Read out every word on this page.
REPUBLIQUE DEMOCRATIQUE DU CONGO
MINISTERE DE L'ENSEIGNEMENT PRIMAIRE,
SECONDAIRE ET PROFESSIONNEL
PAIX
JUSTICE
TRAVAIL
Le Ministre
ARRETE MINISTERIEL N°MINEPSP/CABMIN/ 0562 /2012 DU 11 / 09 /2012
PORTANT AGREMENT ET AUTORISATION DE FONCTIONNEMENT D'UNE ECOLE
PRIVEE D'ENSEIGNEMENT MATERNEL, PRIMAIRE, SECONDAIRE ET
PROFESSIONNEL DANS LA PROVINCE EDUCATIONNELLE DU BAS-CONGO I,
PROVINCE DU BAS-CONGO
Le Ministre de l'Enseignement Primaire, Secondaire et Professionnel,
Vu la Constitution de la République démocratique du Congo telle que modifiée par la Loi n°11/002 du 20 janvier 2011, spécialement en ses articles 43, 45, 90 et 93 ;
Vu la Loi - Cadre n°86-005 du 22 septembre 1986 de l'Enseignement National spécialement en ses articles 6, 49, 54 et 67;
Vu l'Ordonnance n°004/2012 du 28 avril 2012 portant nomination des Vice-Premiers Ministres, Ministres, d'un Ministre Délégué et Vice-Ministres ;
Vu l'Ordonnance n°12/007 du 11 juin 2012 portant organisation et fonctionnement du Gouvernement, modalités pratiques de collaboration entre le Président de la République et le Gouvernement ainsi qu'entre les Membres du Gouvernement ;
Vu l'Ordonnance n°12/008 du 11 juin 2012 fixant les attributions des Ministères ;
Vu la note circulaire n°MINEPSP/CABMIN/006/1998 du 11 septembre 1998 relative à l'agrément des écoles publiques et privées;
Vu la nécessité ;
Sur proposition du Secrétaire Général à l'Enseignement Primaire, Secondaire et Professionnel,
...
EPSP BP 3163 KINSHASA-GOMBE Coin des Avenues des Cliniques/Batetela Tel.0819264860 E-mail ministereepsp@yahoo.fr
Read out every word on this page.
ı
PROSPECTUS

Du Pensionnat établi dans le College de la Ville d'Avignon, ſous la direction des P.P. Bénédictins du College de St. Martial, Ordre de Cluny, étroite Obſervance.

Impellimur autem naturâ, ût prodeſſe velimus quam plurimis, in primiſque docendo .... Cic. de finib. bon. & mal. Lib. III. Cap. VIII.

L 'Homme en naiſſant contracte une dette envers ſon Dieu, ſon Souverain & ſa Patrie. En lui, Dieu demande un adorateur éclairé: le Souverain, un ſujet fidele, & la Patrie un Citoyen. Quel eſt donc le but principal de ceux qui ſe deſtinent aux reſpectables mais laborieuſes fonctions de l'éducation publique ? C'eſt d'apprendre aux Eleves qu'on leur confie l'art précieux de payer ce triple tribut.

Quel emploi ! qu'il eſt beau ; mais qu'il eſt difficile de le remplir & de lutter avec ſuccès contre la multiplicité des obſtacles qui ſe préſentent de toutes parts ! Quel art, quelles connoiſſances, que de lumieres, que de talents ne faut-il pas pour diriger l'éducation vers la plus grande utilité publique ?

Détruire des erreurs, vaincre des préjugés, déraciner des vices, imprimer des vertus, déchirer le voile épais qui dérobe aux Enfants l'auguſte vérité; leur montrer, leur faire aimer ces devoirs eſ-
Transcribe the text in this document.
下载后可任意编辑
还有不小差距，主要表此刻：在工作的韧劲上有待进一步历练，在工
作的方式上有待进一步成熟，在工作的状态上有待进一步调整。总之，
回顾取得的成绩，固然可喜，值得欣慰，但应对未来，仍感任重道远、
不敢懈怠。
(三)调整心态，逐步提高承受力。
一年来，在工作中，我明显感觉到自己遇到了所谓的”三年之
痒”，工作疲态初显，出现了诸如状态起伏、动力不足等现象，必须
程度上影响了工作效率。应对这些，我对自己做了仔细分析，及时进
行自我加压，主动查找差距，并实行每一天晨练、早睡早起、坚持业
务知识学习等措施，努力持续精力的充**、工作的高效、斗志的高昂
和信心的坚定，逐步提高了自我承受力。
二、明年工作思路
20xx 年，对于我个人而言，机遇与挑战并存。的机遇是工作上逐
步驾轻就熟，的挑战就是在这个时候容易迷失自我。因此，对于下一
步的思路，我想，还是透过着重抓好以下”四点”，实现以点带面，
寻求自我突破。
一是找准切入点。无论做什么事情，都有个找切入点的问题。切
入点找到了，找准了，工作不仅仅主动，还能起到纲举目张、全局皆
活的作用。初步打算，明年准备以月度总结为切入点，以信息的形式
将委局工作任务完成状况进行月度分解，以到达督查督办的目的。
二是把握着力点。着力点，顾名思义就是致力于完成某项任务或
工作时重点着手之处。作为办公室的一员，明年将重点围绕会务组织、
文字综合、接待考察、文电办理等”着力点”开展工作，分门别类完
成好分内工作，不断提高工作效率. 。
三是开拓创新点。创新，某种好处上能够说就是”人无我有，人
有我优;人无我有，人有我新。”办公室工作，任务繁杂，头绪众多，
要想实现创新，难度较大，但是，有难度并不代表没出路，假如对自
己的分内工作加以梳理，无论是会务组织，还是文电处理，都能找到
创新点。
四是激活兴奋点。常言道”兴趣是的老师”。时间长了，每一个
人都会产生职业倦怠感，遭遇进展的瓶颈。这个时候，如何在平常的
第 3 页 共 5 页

—————

#### Aim:
Select the lines from the entries that include the word "人无我有".

#### Answer below:
三是开拓创新点。创新，某种好处上能够说就是”人无我有，人
有我优;人无我有，人有我新。”办公室工作，任务繁杂，头绪众多，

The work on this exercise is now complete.